Under this task are some entries; return every one of them exactly.

##### DATA TO USE #####

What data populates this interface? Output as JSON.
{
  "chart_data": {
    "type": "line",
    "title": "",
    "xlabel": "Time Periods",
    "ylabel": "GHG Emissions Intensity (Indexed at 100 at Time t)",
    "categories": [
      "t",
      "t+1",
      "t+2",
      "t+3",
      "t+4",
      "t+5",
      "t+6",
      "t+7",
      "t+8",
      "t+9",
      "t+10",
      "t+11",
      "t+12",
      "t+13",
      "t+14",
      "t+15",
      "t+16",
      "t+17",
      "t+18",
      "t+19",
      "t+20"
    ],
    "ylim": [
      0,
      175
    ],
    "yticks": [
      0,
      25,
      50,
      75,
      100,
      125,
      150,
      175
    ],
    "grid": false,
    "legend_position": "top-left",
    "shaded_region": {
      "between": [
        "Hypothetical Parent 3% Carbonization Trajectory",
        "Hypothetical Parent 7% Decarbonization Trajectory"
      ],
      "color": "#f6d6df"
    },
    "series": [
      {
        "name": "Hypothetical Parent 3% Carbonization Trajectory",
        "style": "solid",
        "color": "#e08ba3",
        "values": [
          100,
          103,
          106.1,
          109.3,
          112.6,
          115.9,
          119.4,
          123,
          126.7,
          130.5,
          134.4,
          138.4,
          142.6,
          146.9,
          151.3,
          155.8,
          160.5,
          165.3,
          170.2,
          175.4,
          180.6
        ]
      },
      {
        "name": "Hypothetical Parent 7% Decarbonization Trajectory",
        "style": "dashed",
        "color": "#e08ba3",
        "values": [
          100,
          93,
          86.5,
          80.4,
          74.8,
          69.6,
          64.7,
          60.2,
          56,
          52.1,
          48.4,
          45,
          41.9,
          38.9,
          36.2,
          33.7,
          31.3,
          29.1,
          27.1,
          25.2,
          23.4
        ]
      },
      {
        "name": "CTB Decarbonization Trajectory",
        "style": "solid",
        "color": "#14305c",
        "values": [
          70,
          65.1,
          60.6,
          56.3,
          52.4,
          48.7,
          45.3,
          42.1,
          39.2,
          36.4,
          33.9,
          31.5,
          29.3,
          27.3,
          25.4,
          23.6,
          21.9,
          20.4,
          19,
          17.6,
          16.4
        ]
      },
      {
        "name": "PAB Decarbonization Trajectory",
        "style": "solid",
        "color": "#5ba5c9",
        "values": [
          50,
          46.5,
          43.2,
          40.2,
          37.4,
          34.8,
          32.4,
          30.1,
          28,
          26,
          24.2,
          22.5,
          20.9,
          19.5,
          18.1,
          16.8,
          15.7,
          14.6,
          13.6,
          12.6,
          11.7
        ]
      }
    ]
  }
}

#####

WRITTEN SOLUTION:
What data populates this interface? Output as JSON.
{
  "chart_data": {
    "type": "line",
    "title": "",
    "xlabel": "Time Periods",
    "ylabel": "GHG Emissions Intensity (Indexed at 100 at Time t)",
    "categories": [
      "t",
      "t+1",
      "t+2",
      "t+3",
      "t+4",
      "t+5",
      "t+6",
      "t+7",
      "t+8",
      "t+9",
      "t+10",
      "t+11",
      "t+12",
      "t+13",
      "t+14",
      "t+15",
      "t+16",
      "t+17",
      "t+18",
      "t+19",
      "t+20"
    ],
    "ylim": [
      0,
      175
    ],
    "yticks": [
      0,
      25,
      50,
      75,
      100,
      125,
      150,
      175
    ],
    "grid": false,
    "legend_position": "top-left",
    "shaded_region": {
      "between": [
        "Hypothetical Parent 3% Carbonization Trajectory",
        "Hypothetical Parent 7% Decarbonization Trajectory"
      ],
      "color": "#f6d6df"
    },
    "series": [
      {
        "name": "Hypothetical Parent 3% Carbonization Trajectory",
        "style": "solid",
        "color": "#e08ba3",
        "values": [
          100,
          103,
          106.1,
          109.3,
          112.6,
          115.9,
          119.4,
          123,
          126.7,
          130.5,
          134.4,
          138.4,
          142.6,
          146.9,
          151.3,
          155.8,
          160.5,
          165.3,
          170.2,
          175.4,
          180.6
        ]
      },
      {
        "name": "Hypothetical Parent 7% Decarbonization Trajectory",
        "style": "dashed",
        "color": "#e08ba3",
        "values": [
          100,
          93,
          86.5,
          80.4,
          74.8,
          69.6,
          64.7,
          60.2,
          56,
          52.1,
          48.4,
          45,
          41.9,
          38.9,
          36.2,
          33.7,
          31.3,
          29.1,
          27.1,
          25.2,
          23.4
        ]
      },
      {
        "name": "CTB Decarbonization Trajectory",
        "style": "solid",
        "color": "#14305c",
        "values": [
          70,
          65.1,
          60.6,
          56.3,
          52.4,
          48.7,
          45.3,
          42.1,
          39.2,
          36.4,
          33.9,
          31.5,
          29.3,
          27.3,
          25.4,
          23.6,
          21.9,
          20.4,
          19,
          17.6,
          16.4
        ]
      },
      {
        "name": "PAB Decarbonization Trajectory",
        "style": "solid",
        "color": "#5ba5c9",
        "values": [
          50,
          46.5,
          43.2,
          40.2,
          37.4,
          34.8,
          32.4,
          30.1,
          28,
          26,
          24.2,
          22.5,
          20.9,
          19.5,
          18.1,
          16.8,
          15.7,
          14.6,
          13.6,
          12.6,
          11.7
        ]
      }
    ]
  }
}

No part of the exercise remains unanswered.